● **Exercise aim**
Write out the complete material exactly as it stands.

'''

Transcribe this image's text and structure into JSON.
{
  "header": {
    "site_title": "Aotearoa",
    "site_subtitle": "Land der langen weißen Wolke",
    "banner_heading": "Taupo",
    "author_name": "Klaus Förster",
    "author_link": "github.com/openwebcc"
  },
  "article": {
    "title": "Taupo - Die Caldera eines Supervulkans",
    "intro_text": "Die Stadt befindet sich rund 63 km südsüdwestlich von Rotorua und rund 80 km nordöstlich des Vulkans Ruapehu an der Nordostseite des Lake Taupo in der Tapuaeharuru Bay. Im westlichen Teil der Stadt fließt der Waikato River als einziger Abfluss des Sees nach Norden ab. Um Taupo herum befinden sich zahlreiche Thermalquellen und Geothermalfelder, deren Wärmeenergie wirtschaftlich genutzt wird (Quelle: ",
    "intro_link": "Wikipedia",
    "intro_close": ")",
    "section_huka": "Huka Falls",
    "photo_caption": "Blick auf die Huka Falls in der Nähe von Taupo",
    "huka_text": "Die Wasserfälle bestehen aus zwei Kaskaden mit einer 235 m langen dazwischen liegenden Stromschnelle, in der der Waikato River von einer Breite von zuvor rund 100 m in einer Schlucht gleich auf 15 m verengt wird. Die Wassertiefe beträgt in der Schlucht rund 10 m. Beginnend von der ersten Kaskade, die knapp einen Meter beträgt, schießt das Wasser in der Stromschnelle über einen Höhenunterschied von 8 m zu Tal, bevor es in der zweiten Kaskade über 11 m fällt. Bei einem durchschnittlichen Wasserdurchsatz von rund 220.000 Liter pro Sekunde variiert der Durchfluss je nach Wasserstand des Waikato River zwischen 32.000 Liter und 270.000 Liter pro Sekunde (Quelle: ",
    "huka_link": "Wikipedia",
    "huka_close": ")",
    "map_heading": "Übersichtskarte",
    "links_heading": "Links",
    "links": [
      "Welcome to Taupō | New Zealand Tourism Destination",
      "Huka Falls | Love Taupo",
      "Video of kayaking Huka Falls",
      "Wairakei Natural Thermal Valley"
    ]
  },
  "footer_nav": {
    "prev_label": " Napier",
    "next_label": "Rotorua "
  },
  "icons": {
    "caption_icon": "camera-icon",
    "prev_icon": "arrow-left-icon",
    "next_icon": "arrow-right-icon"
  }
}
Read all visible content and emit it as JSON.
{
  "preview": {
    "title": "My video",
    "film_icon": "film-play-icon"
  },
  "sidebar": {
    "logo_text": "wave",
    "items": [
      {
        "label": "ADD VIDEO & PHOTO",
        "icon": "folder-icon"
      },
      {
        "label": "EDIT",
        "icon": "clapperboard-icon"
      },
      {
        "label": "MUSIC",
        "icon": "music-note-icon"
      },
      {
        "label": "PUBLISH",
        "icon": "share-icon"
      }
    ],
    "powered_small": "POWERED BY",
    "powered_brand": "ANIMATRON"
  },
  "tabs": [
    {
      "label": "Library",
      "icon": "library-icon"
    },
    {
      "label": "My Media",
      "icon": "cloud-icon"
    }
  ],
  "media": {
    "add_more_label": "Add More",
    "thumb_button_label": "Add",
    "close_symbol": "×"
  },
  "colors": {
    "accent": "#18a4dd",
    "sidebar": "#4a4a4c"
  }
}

'''

● **Complete response**
Transcribe this image's text and structure into JSON.
{
  "header": {
    "site_title": "Aotearoa",
    "site_subtitle": "Land der langen weißen Wolke",
    "banner_heading": "Taupo",
    "author_name": "Klaus Förster",
    "author_link": "github.com/openwebcc"
  },
  "article": {
    "title": "Taupo - Die Caldera eines Supervulkans",
    "intro_text": "Die Stadt befindet sich rund 63 km südsüdwestlich von Rotorua und rund 80 km nordöstlich des Vulkans Ruapehu an der Nordostseite des Lake Taupo in der Tapuaeharuru Bay. Im westlichen Teil der Stadt fließt der Waikato River als einziger Abfluss des Sees nach Norden ab. Um Taupo herum befinden sich zahlreiche Thermalquellen und Geothermalfelder, deren Wärmeenergie wirtschaftlich genutzt wird (Quelle: ",
    "intro_link": "Wikipedia",
    "intro_close": ")",
    "section_huka": "Huka Falls",
    "photo_caption": "Blick auf die Huka Falls in der Nähe von Taupo",
    "huka_text": "Die Wasserfälle bestehen aus zwei Kaskaden mit einer 235 m langen dazwischen liegenden Stromschnelle, in der der Waikato River von einer Breite von zuvor rund 100 m in einer Schlucht gleich auf 15 m verengt wird. Die Wassertiefe beträgt in der Schlucht rund 10 m. Beginnend von der ersten Kaskade, die knapp einen Meter beträgt, schießt das Wasser in der Stromschnelle über einen Höhenunterschied von 8 m zu Tal, bevor es in der zweiten Kaskade über 11 m fällt. Bei einem durchschnittlichen Wasserdurchsatz von rund 220.000 Liter pro Sekunde variiert der Durchfluss je nach Wasserstand des Waikato River zwischen 32.000 Liter und 270.000 Liter pro Sekunde (Quelle: ",
    "huka_link": "Wikipedia",
    "huka_close": ")",
    "map_heading": "Übersichtskarte",
    "links_heading": "Links",
    "links": [
      "Welcome to Taupō | New Zealand Tourism Destination",
      "Huka Falls | Love Taupo",
      "Video of kayaking Huka Falls",
      "Wairakei Natural Thermal Valley"
    ]
  },
  "footer_nav": {
    "prev_label": " Napier",
    "next_label": "Rotorua "
  },
  "icons": {
    "caption_icon": "camera-icon",
    "prev_icon": "arrow-left-icon",
    "next_icon": "arrow-right-icon"
  }
}
Read all visible content and emit it as JSON.
{
  "preview": {
    "title": "My video",
    "film_icon": "film-play-icon"
  },
  "sidebar": {
    "logo_text": "wave",
    "items": [
      {
        "label": "ADD VIDEO & PHOTO",
        "icon": "folder-icon"
      },
      {
        "label": "EDIT",
        "icon": "clapperboard-icon"
      },
      {
        "label": "MUSIC",
        "icon": "music-note-icon"
      },
      {
        "label": "PUBLISH",
        "icon": "share-icon"
      }
    ],
    "powered_small": "POWERED BY",
    "powered_brand": "ANIMATRON"
  },
  "tabs": [
    {
      "label": "Library",
      "icon": "library-icon"
    },
    {
      "label": "My Media",
      "icon": "cloud-icon"
    }
  ],
  "media": {
    "add_more_label": "Add More",
    "thumb_button_label": "Add",
    "close_symbol": "×"
  },
  "colors": {
    "accent": "#18a4dd",
    "sidebar": "#4a4a4c"
  }
}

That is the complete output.